[What this task involves] Reproduce the lines of the material exactly, excluding every image.

[Data provided]
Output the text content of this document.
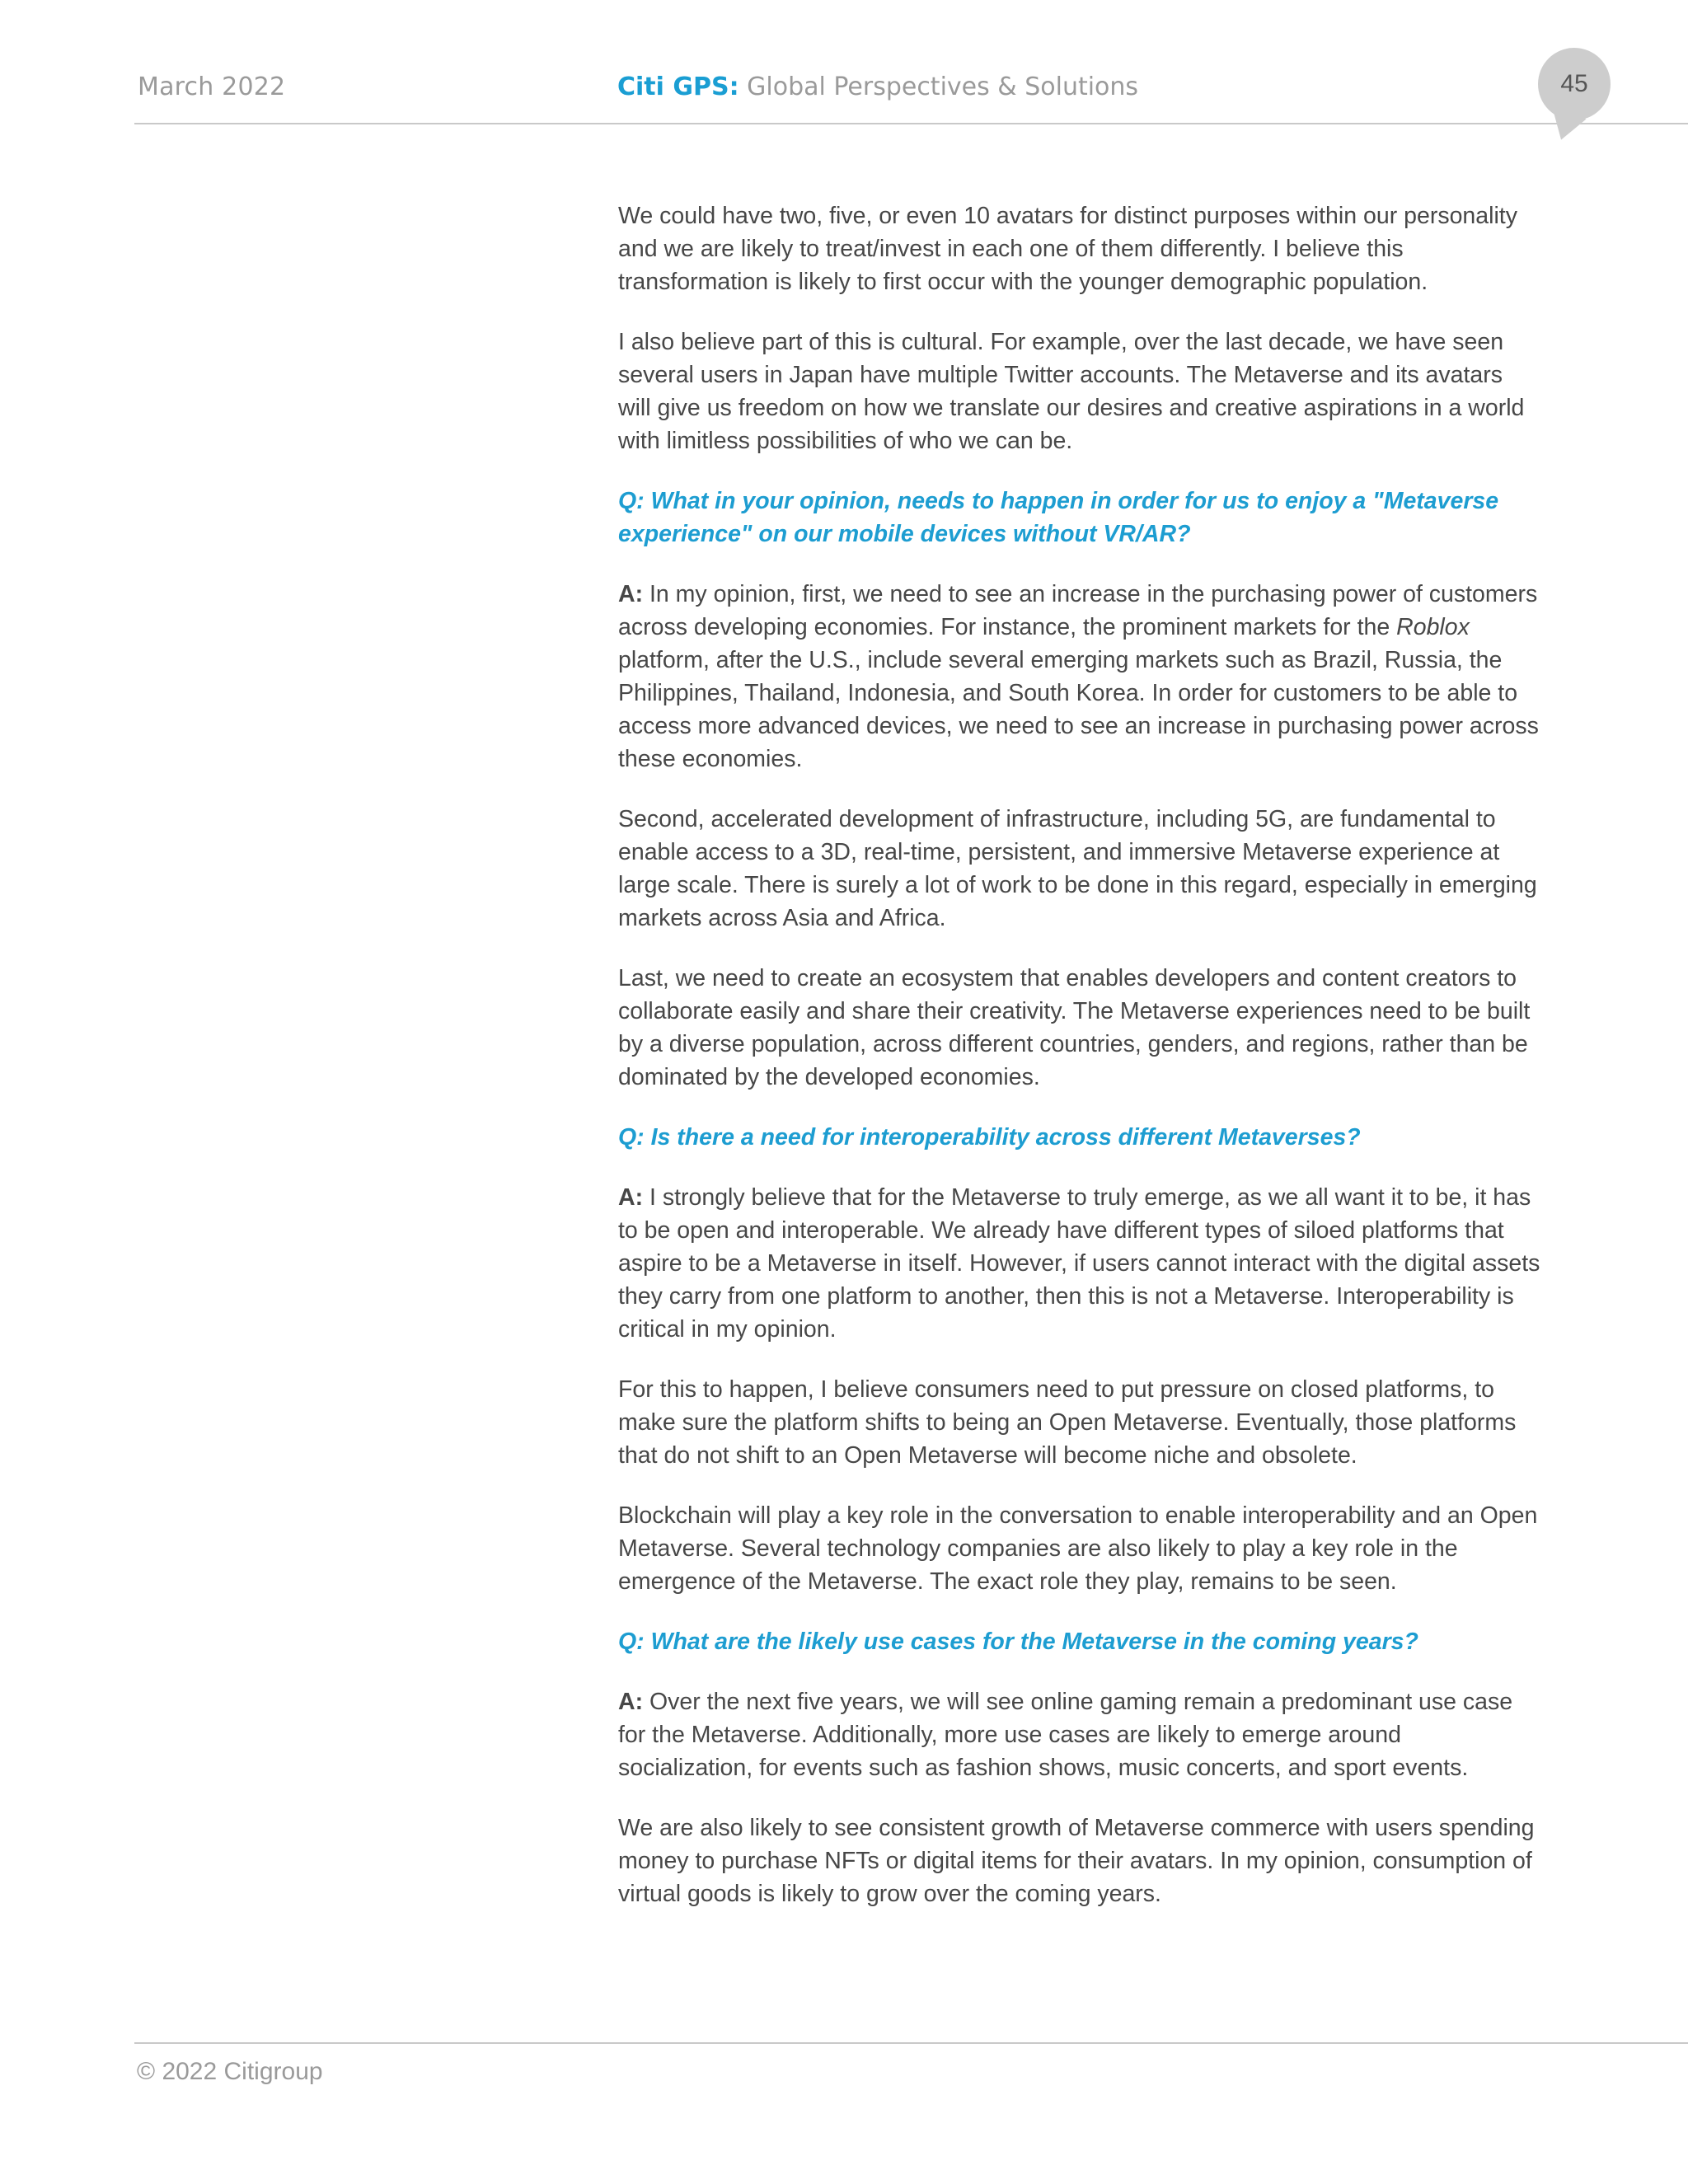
March 2022	Citi GPS: Global Perspectives & Solutions	45

We could have two, five, or even 10 avatars for distinct purposes within our personality and we are likely to treat/invest in each one of them differently. I believe this transformation is likely to first occur with the younger demographic population.

I also believe part of this is cultural. For example, over the last decade, we have seen several users in Japan have multiple Twitter accounts. The Metaverse and its avatars will give us freedom on how we translate our desires and creative aspirations in a world with limitless possibilities of who we can be.

Q: What in your opinion, needs to happen in order for us to enjoy a "Metaverse experience" on our mobile devices without VR/AR?

A: In my opinion, first, we need to see an increase in the purchasing power of customers across developing economies. For instance, the prominent markets for the Roblox platform, after the U.S., include several emerging markets such as Brazil, Russia, the Philippines, Thailand, Indonesia, and South Korea. In order for customers to be able to access more advanced devices, we need to see an increase in purchasing power across these economies.

Second, accelerated development of infrastructure, including 5G, are fundamental to enable access to a 3D, real-time, persistent, and immersive Metaverse experience at large scale. There is surely a lot of work to be done in this regard, especially in emerging markets across Asia and Africa.

Last, we need to create an ecosystem that enables developers and content creators to collaborate easily and share their creativity. The Metaverse experiences need to be built by a diverse population, across different countries, genders, and regions, rather than be dominated by the developed economies.

Q: Is there a need for interoperability across different Metaverses?

A: I strongly believe that for the Metaverse to truly emerge, as we all want it to be, it has to be open and interoperable. We already have different types of siloed platforms that aspire to be a Metaverse in itself. However, if users cannot interact with the digital assets they carry from one platform to another, then this is not a Metaverse. Interoperability is critical in my opinion.

For this to happen, I believe consumers need to put pressure on closed platforms, to make sure the platform shifts to being an Open Metaverse. Eventually, those platforms that do not shift to an Open Metaverse will become niche and obsolete.

Blockchain will play a key role in the conversation to enable interoperability and an Open Metaverse. Several technology companies are also likely to play a key role in the emergence of the Metaverse. The exact role they play, remains to be seen.

Q: What are the likely use cases for the Metaverse in the coming years?

A: Over the next five years, we will see online gaming remain a predominant use case for the Metaverse. Additionally, more use cases are likely to emerge around socialization, for events such as fashion shows, music concerts, and sport events.

We are also likely to see consistent growth of Metaverse commerce with users spending money to purchase NFTs or digital items for their avatars. In my opinion, consumption of virtual goods is likely to grow over the coming years.

© 2022 Citigroup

[Answer to this problem]
Output the text content of this document.
March 2022	Citi GPS: Global Perspectives & Solutions	45

We could have two, five, or even 10 avatars for distinct purposes within our personality and we are likely to treat/invest in each one of them differently. I believe this transformation is likely to first occur with the younger demographic population.

I also believe part of this is cultural. For example, over the last decade, we have seen several users in Japan have multiple Twitter accounts. The Metaverse and its avatars will give us freedom on how we translate our desires and creative aspirations in a world with limitless possibilities of who we can be.

Q: What in your opinion, needs to happen in order for us to enjoy a "Metaverse experience" on our mobile devices without VR/AR?

A: In my opinion, first, we need to see an increase in the purchasing power of customers across developing economies. For instance, the prominent markets for the Roblox platform, after the U.S., include several emerging markets such as Brazil, Russia, the Philippines, Thailand, Indonesia, and South Korea. In order for customers to be able to access more advanced devices, we need to see an increase in purchasing power across these economies.

Second, accelerated development of infrastructure, including 5G, are fundamental to enable access to a 3D, real-time, persistent, and immersive Metaverse experience at large scale. There is surely a lot of work to be done in this regard, especially in emerging markets across Asia and Africa.

Last, we need to create an ecosystem that enables developers and content creators to collaborate easily and share their creativity. The Metaverse experiences need to be built by a diverse population, across different countries, genders, and regions, rather than be dominated by the developed economies.

Q: Is there a need for interoperability across different Metaverses?

A: I strongly believe that for the Metaverse to truly emerge, as we all want it to be, it has to be open and interoperable. We already have different types of siloed platforms that aspire to be a Metaverse in itself. However, if users cannot interact with the digital assets they carry from one platform to another, then this is not a Metaverse. Interoperability is critical in my opinion.

For this to happen, I believe consumers need to put pressure on closed platforms, to make sure the platform shifts to being an Open Metaverse. Eventually, those platforms that do not shift to an Open Metaverse will become niche and obsolete.

Blockchain will play a key role in the conversation to enable interoperability and an Open Metaverse. Several technology companies are also likely to play a key role in the emergence of the Metaverse. The exact role they play, remains to be seen.

Q: What are the likely use cases for the Metaverse in the coming years?

A: Over the next five years, we will see online gaming remain a predominant use case for the Metaverse. Additionally, more use cases are likely to emerge around socialization, for events such as fashion shows, music concerts, and sport events.

We are also likely to see consistent growth of Metaverse commerce with users spending money to purchase NFTs or digital items for their avatars. In my opinion, consumption of virtual goods is likely to grow over the coming years.

© 2022 Citigroup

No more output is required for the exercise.